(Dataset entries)
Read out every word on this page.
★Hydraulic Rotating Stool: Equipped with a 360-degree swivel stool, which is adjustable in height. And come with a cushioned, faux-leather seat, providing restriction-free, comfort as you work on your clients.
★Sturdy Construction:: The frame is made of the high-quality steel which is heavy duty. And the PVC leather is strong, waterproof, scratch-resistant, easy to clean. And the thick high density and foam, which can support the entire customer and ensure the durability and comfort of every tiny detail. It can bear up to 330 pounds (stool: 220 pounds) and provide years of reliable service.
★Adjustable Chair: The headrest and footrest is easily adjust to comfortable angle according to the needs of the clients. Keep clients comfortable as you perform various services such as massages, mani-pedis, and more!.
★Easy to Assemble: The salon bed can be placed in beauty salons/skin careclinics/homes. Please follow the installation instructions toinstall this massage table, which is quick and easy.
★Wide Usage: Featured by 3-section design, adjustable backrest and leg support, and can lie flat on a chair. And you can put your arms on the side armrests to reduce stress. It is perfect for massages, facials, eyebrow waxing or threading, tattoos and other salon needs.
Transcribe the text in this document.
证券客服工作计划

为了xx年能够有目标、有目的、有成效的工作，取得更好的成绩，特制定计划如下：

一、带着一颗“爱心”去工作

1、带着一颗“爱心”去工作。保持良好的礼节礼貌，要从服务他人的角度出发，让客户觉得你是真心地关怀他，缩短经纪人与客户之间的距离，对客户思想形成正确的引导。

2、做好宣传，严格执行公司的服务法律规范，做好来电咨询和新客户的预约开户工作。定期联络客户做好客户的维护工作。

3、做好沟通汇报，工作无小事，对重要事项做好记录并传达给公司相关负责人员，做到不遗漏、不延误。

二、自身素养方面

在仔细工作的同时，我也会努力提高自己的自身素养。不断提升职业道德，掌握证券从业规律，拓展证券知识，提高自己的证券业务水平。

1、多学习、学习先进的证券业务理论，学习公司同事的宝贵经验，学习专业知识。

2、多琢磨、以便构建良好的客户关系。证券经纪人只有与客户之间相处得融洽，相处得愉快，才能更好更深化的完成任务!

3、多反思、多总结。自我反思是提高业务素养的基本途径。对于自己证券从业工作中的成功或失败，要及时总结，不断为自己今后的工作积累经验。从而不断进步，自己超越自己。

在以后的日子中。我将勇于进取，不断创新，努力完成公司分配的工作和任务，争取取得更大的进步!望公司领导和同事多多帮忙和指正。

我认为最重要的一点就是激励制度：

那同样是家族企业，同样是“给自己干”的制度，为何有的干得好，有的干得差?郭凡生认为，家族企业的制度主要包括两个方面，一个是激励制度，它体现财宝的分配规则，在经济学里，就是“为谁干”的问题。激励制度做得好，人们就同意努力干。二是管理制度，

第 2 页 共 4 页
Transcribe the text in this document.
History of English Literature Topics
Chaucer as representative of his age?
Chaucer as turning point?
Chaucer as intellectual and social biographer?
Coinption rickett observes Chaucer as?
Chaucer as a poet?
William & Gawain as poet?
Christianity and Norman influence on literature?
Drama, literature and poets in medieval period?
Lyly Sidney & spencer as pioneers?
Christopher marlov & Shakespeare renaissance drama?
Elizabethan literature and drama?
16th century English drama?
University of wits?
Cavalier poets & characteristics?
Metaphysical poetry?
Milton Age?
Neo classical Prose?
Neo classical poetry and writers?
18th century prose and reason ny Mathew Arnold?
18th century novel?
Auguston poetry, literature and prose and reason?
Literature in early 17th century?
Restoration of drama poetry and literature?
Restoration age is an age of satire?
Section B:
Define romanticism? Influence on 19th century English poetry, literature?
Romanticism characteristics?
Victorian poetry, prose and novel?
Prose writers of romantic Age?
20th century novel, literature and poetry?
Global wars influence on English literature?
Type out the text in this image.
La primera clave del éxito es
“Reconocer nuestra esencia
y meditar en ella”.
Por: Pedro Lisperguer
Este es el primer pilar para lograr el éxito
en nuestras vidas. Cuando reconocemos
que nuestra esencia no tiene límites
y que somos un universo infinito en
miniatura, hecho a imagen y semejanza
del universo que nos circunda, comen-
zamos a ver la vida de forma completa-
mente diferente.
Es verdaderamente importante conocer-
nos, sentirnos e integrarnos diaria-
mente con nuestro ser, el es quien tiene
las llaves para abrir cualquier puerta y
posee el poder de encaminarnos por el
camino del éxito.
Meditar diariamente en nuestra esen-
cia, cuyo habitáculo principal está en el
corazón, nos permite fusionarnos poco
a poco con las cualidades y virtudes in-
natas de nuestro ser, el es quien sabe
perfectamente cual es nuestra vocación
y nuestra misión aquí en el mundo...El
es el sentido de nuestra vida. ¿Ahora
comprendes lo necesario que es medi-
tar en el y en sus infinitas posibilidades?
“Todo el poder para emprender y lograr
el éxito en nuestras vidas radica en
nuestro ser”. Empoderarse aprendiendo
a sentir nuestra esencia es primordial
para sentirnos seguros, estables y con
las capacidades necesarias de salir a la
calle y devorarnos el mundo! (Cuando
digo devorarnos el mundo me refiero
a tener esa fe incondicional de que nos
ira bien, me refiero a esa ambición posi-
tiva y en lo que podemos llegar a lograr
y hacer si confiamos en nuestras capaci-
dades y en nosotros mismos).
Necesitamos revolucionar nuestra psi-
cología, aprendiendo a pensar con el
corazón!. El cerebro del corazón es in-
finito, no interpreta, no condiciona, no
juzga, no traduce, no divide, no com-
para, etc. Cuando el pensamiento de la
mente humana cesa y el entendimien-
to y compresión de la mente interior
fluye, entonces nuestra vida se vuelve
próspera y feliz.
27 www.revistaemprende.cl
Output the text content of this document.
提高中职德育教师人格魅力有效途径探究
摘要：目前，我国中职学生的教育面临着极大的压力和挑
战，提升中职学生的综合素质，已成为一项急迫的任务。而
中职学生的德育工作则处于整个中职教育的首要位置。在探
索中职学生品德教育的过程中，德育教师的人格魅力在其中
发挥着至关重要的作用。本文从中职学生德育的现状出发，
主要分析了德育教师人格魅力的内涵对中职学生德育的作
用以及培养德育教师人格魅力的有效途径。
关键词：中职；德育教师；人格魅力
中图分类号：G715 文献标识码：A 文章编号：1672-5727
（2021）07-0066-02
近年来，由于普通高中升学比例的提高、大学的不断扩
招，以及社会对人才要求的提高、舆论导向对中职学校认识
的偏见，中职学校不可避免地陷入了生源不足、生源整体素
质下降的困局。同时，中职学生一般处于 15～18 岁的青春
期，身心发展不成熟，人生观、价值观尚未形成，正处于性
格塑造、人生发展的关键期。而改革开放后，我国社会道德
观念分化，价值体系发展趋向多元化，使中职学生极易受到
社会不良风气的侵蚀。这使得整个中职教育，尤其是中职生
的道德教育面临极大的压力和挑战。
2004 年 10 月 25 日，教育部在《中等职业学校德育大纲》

Stated problem.
Give back each line above precisely as it stands.

Solution.
Read out every word on this page.
★Hydraulic Rotating Stool: Equipped with a 360-degree swivel stool, which is adjustable in height. And come with a cushioned, faux-leather seat, providing restriction-free, comfort as you work on your clients.
★Sturdy Construction:: The frame is made of the high-quality steel which is heavy duty. And the PVC leather is strong, waterproof, scratch-resistant, easy to clean. And the thick high density and foam, which can support the entire customer and ensure the durability and comfort of every tiny detail. It can bear up to 330 pounds (stool: 220 pounds) and provide years of reliable service.
★Adjustable Chair: The headrest and footrest is easily adjust to comfortable angle according to the needs of the clients. Keep clients comfortable as you perform various services such as massages, mani-pedis, and more!.
★Easy to Assemble: The salon bed can be placed in beauty salons/skin careclinics/homes. Please follow the installation instructions toinstall this massage table, which is quick and easy.
★Wide Usage: Featured by 3-section design, adjustable backrest and leg support, and can lie flat on a chair. And you can put your arms on the side armrests to reduce stress. It is perfect for massages, facials, eyebrow waxing or threading, tattoos and other salon needs.
Transcribe the text in this document.
证券客服工作计划

为了xx年能够有目标、有目的、有成效的工作，取得更好的成绩，特制定计划如下：

一、带着一颗“爱心”去工作

1、带着一颗“爱心”去工作。保持良好的礼节礼貌，要从服务他人的角度出发，让客户觉得你是真心地关怀他，缩短经纪人与客户之间的距离，对客户思想形成正确的引导。

2、做好宣传，严格执行公司的服务法律规范，做好来电咨询和新客户的预约开户工作。定期联络客户做好客户的维护工作。

3、做好沟通汇报，工作无小事，对重要事项做好记录并传达给公司相关负责人员，做到不遗漏、不延误。

二、自身素养方面

在仔细工作的同时，我也会努力提高自己的自身素养。不断提升职业道德，掌握证券从业规律，拓展证券知识，提高自己的证券业务水平。

1、多学习、学习先进的证券业务理论，学习公司同事的宝贵经验，学习专业知识。

2、多琢磨、以便构建良好的客户关系。证券经纪人只有与客户之间相处得融洽，相处得愉快，才能更好更深化的完成任务!

3、多反思、多总结。自我反思是提高业务素养的基本途径。对于自己证券从业工作中的成功或失败，要及时总结，不断为自己今后的工作积累经验。从而不断进步，自己超越自己。

在以后的日子中。我将勇于进取，不断创新，努力完成公司分配的工作和任务，争取取得更大的进步!望公司领导和同事多多帮忙和指正。

我认为最重要的一点就是激励制度：

那同样是家族企业，同样是“给自己干”的制度，为何有的干得好，有的干得差?郭凡生认为，家族企业的制度主要包括两个方面，一个是激励制度，它体现财宝的分配规则，在经济学里，就是“为谁干”的问题。激励制度做得好，人们就同意努力干。二是管理制度，

第 2 页 共 4 页
Transcribe the text in this document.
History of English Literature Topics
Chaucer as representative of his age?
Chaucer as turning point?
Chaucer as intellectual and social biographer?
Coinption rickett observes Chaucer as?
Chaucer as a poet?
William & Gawain as poet?
Christianity and Norman influence on literature?
Drama, literature and poets in medieval period?
Lyly Sidney & spencer as pioneers?
Christopher marlov & Shakespeare renaissance drama?
Elizabethan literature and drama?
16th century English drama?
University of wits?
Cavalier poets & characteristics?
Metaphysical poetry?
Milton Age?
Neo classical Prose?
Neo classical poetry and writers?
18th century prose and reason ny Mathew Arnold?
18th century novel?
Auguston poetry, literature and prose and reason?
Literature in early 17th century?
Restoration of drama poetry and literature?
Restoration age is an age of satire?
Section B:
Define romanticism? Influence on 19th century English poetry, literature?
Romanticism characteristics?
Victorian poetry, prose and novel?
Prose writers of romantic Age?
20th century novel, literature and poetry?
Global wars influence on English literature?
Type out the text in this image.
La primera clave del éxito es
“Reconocer nuestra esencia
y meditar en ella”.
Por: Pedro Lisperguer
Este es el primer pilar para lograr el éxito
en nuestras vidas. Cuando reconocemos
que nuestra esencia no tiene límites
y que somos un universo infinito en
miniatura, hecho a imagen y semejanza
del universo que nos circunda, comen-
zamos a ver la vida de forma completa-
mente diferente.
Es verdaderamente importante conocer-
nos, sentirnos e integrarnos diaria-
mente con nuestro ser, el es quien tiene
las llaves para abrir cualquier puerta y
posee el poder de encaminarnos por el
camino del éxito.
Meditar diariamente en nuestra esen-
cia, cuyo habitáculo principal está en el
corazón, nos permite fusionarnos poco
a poco con las cualidades y virtudes in-
natas de nuestro ser, el es quien sabe
perfectamente cual es nuestra vocación
y nuestra misión aquí en el mundo...El
es el sentido de nuestra vida. ¿Ahora
comprendes lo necesario que es medi-
tar en el y en sus infinitas posibilidades?
“Todo el poder para emprender y lograr
el éxito en nuestras vidas radica en
nuestro ser”. Empoderarse aprendiendo
a sentir nuestra esencia es primordial
para sentirnos seguros, estables y con
las capacidades necesarias de salir a la
calle y devorarnos el mundo! (Cuando
digo devorarnos el mundo me refiero
a tener esa fe incondicional de que nos
ira bien, me refiero a esa ambición posi-
tiva y en lo que podemos llegar a lograr
y hacer si confiamos en nuestras capaci-
dades y en nosotros mismos).
Necesitamos revolucionar nuestra psi-
cología, aprendiendo a pensar con el
corazón!. El cerebro del corazón es in-
finito, no interpreta, no condiciona, no
juzga, no traduce, no divide, no com-
para, etc. Cuando el pensamiento de la
mente humana cesa y el entendimien-
to y compresión de la mente interior
fluye, entonces nuestra vida se vuelve
próspera y feliz.
27 www.revistaemprende.cl
Output the text content of this document.
提高中职德育教师人格魅力有效途径探究
摘要：目前，我国中职学生的教育面临着极大的压力和挑
战，提升中职学生的综合素质，已成为一项急迫的任务。而
中职学生的德育工作则处于整个中职教育的首要位置。在探
索中职学生品德教育的过程中，德育教师的人格魅力在其中
发挥着至关重要的作用。本文从中职学生德育的现状出发，
主要分析了德育教师人格魅力的内涵对中职学生德育的作
用以及培养德育教师人格魅力的有效途径。
关键词：中职；德育教师；人格魅力
中图分类号：G715 文献标识码：A 文章编号：1672-5727
（2021）07-0066-02
近年来，由于普通高中升学比例的提高、大学的不断扩
招，以及社会对人才要求的提高、舆论导向对中职学校认识
的偏见，中职学校不可避免地陷入了生源不足、生源整体素
质下降的困局。同时，中职学生一般处于 15～18 岁的青春
期，身心发展不成熟，人生观、价值观尚未形成，正处于性
格塑造、人生发展的关键期。而改革开放后，我国社会道德
观念分化，价值体系发展趋向多元化，使中职学生极易受到
社会不良风气的侵蚀。这使得整个中职教育，尤其是中职生
的道德教育面临极大的压力和挑战。
2004 年 10 月 25 日，教育部在《中等职业学校德育大纲》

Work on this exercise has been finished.